**Source data**:
....................

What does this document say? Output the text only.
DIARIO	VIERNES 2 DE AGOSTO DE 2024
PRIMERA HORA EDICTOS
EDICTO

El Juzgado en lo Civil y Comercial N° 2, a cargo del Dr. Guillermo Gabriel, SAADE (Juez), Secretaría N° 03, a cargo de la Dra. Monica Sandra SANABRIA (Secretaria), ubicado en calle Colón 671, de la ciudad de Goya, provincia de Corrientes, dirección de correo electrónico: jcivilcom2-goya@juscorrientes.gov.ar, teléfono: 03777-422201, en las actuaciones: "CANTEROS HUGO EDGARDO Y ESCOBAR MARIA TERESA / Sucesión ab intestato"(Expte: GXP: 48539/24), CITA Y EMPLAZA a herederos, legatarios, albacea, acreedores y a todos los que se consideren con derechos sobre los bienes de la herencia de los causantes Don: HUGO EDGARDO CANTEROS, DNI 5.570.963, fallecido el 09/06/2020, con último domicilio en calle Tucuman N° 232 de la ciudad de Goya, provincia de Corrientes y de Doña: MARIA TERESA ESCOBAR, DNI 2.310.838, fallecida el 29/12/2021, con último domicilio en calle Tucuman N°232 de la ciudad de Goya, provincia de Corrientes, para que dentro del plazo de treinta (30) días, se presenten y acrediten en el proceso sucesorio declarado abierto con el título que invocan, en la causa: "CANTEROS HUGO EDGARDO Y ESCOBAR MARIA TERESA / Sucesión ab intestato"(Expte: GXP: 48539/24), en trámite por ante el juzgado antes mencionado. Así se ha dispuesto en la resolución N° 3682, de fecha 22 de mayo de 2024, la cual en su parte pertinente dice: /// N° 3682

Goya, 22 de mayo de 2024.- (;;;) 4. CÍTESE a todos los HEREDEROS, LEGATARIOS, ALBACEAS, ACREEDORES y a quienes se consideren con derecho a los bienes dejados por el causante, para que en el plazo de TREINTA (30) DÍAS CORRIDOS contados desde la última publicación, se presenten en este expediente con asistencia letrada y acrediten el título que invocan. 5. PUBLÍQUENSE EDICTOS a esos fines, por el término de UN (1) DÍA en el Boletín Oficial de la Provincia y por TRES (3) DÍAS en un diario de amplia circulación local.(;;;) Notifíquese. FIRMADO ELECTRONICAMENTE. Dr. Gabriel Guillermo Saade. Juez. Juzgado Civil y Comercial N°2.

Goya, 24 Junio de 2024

....................

**Goal**: What is the number of lines in the data that hold the string "EDICTOS"? Answer with the number only.

**Solution to this task**: 2